--- START OF Given entries ---
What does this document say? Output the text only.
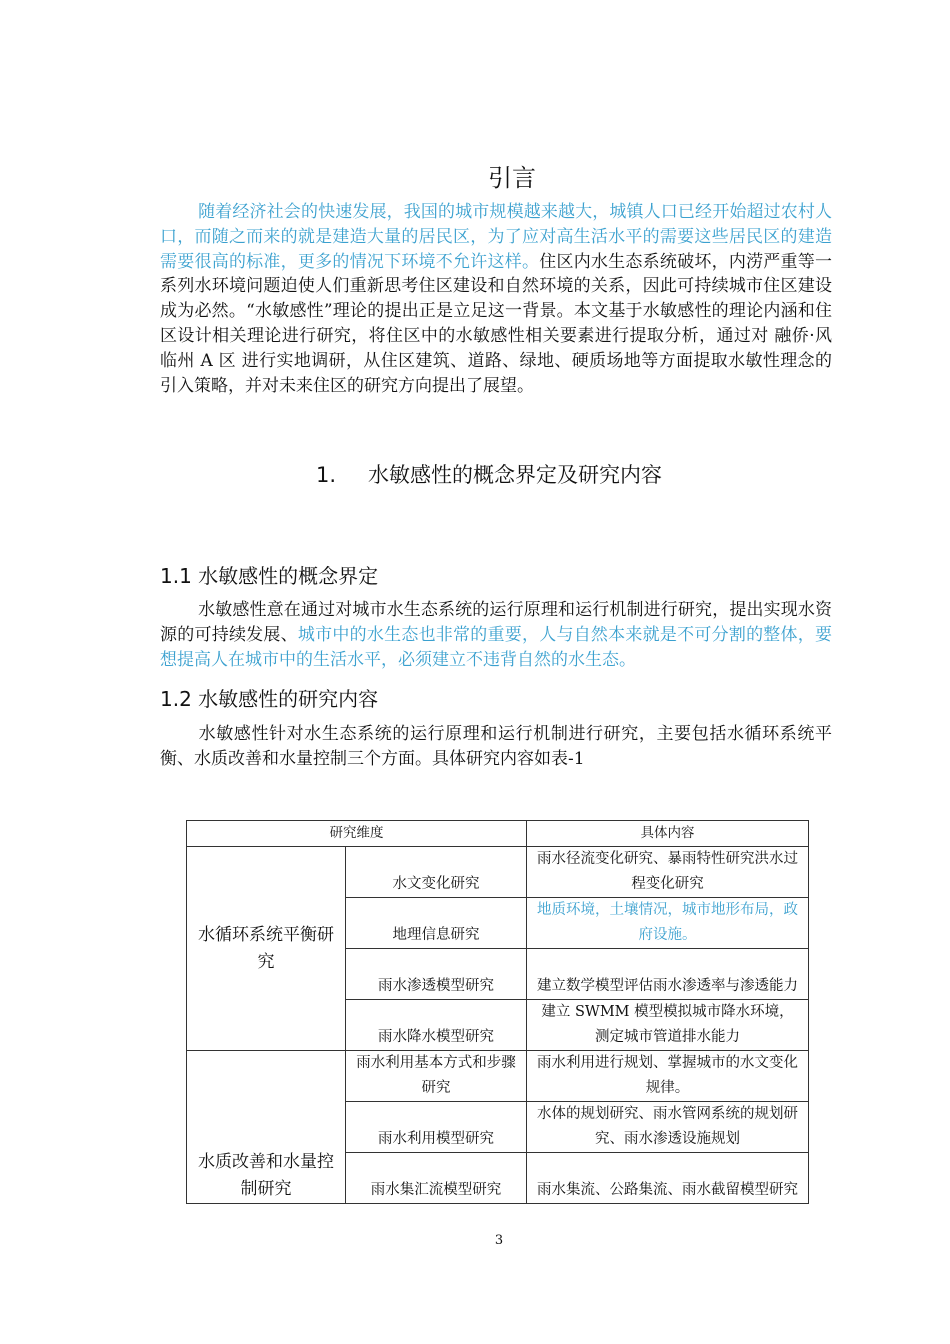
引言

随着经济社会的快速发展，我国的城市规模越来越大，城镇人口已经开始超过农村人口，而随之而来的就是建造大量的居民区，为了应对高生活水平的需要这些居民区的建造需要很高的标准，更多的情况下环境不允许这样。住区内水生态系统破坏，内涝严重等一系列水环境问题迫使人们重新思考住区建设和自然环境的关系，因此可持续城市住区建设成为必然。“水敏感性”理论的提出正是立足这一背景。本文基于水敏感性的理论内涵和住区设计相关理论进行研究，将住区中的水敏感性相关要素进行提取分析，通过对 融侨·风临州 A 区 进行实地调研，从住区建筑、道路、绿地、硬质场地等方面提取水敏性理念的引入策略，并对未来住区的研究方向提出了展望。

1. 水敏感性的概念界定及研究内容
1.1 水敏感性的概念界定

水敏感性意在通过对城市水生态系统的运行原理和运行机制进行研究，提出实现水资源的可持续发展、城市中的水生态也非常的重要，人与自然本来就是不可分割的整体，要想提高人在城市中的生活水平，必须建立不违背自然的水生态。

1.2 水敏感性的研究内容

水敏感性针对水生态系统的运行原理和运行机制进行研究，主要包括水循环系统平衡、水质改善和水量控制三个方面。具体研究内容如表-1

研究维度		具体内容
水循环系统平衡研究	水文变化研究	雨水径流变化研究、暴雨特性研究洪水过程变化研究
	地理信息研究	地质环境，土壤情况，城市地形布局，政府设施。
	雨水渗透模型研究	建立数学模型评估雨水渗透率与渗透能力
	雨水降水模型研究	建立 SWMM 模型模拟城市降水环境，测定城市管道排水能力
水质改善和水量控制研究	雨水利用基本方式和步骤研究	雨水利用进行规划、掌握城市的水文变化规律。
	雨水利用模型研究	水体的规划研究、雨水管网系统的规划研究、雨水渗透设施规划
	雨水集汇流模型研究	雨水集流、公路集流、雨水截留模型研究
3
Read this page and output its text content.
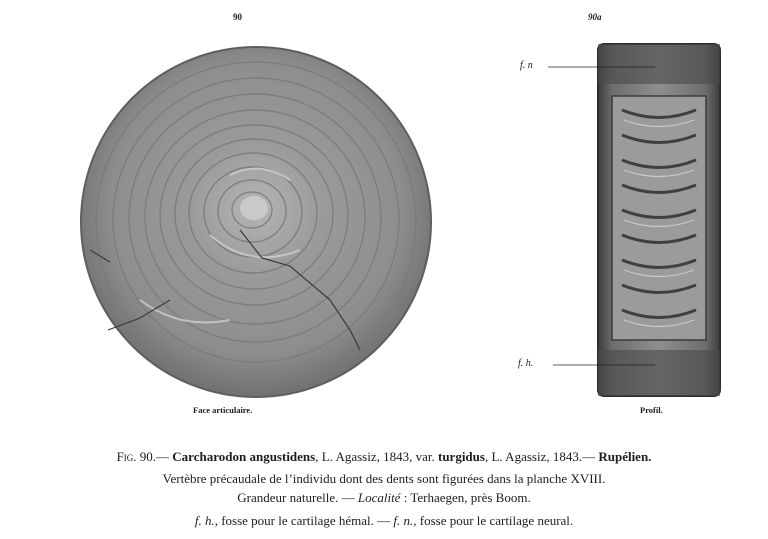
90	90a
f. n
f. h.
Face articulaire.	Profil.
Fig. 90.— Carcharodon angustidens, L. Agassiz, 1843, var. turgidus, L. Agassiz, 1843.— Rupélien.
Vertèbre précaudale de l’individu dont des dents sont figurées dans la planche XVIII.
Grandeur naturelle. — Localité : Terhaegen, près Boom.
f. h., fosse pour le cartilage hémal. — f. n., fosse pour le cartilage neural.
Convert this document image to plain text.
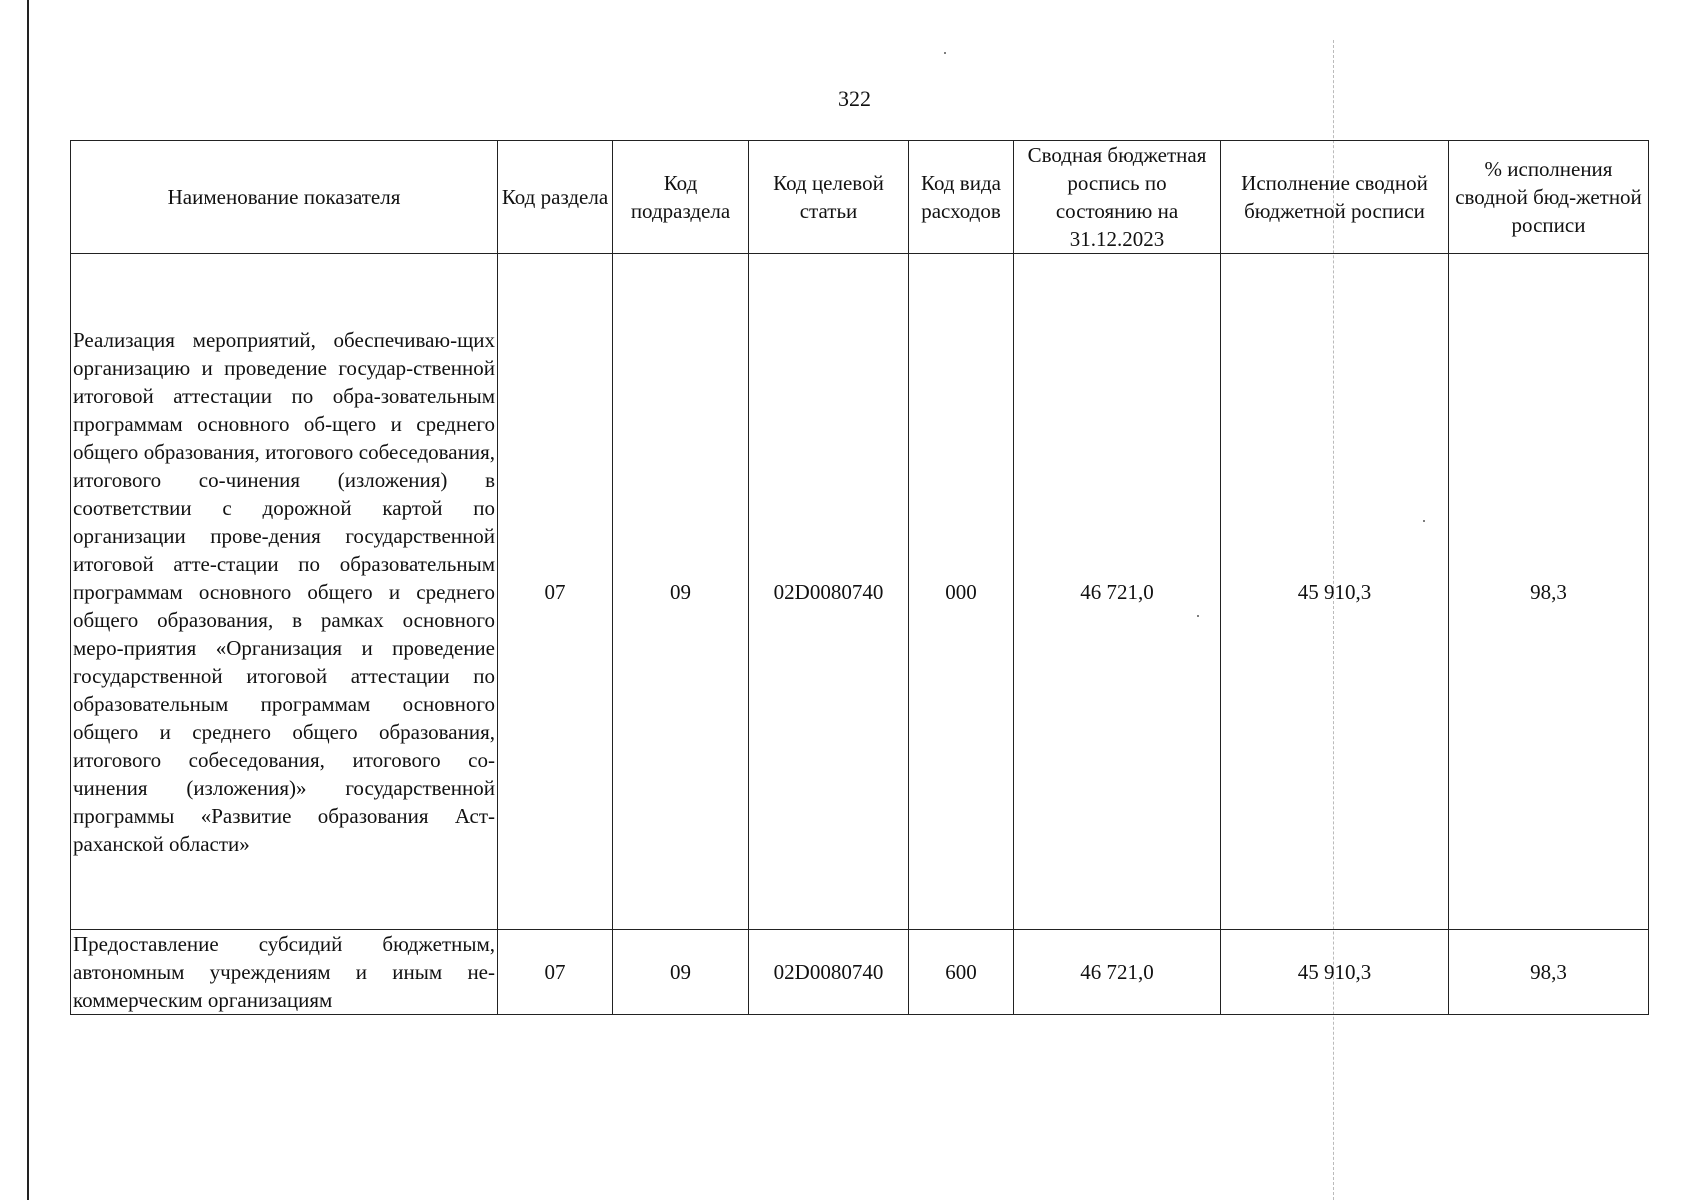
322
Наименование показателя	Код раздела	Код подраздела	Код целевой статьи	Код вида расходов	Сводная бюджетная роспись по состоянию на 31.12.2023	Исполнение сводной бюджетной росписи	% исполнения сводной бюд-жетной росписи

Реализация мероприятий, обеспечиваю-щих организацию и проведение государ-ственной итоговой аттестации по обра-зовательным программам основного об-щего и среднего общего образования, итогового собеседования, итогового со-чинения (изложения) в соответствии с дорожной картой по организации прове-дения государственной итоговой атте-стации по образовательным программам основного общего и среднего общего образования, в рамках основного меро-приятия «Организация и проведение государственной итоговой аттестации по образовательным программам основного общего и среднего общего образования, итогового собеседования, итогового со-чинения (изложения)» государственной программы «Развитие образования Аст-раханской области»	07	09	02D0080740	000	46 721,0	45 910,3	98,3

Предоставление субсидий бюджетным, автономным учреждениям и иным не-коммерческим организациям	07	09	02D0080740	600	46 721,0	45 910,3	98,3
--- END OF Given entries ---
• _Work to complete_:
Identify every line above that includes the word "this", and show those lines.

• _Written reply_:
What does this document say? Output the text only.
Read this page and output its text content.
Convert this document image to plain text.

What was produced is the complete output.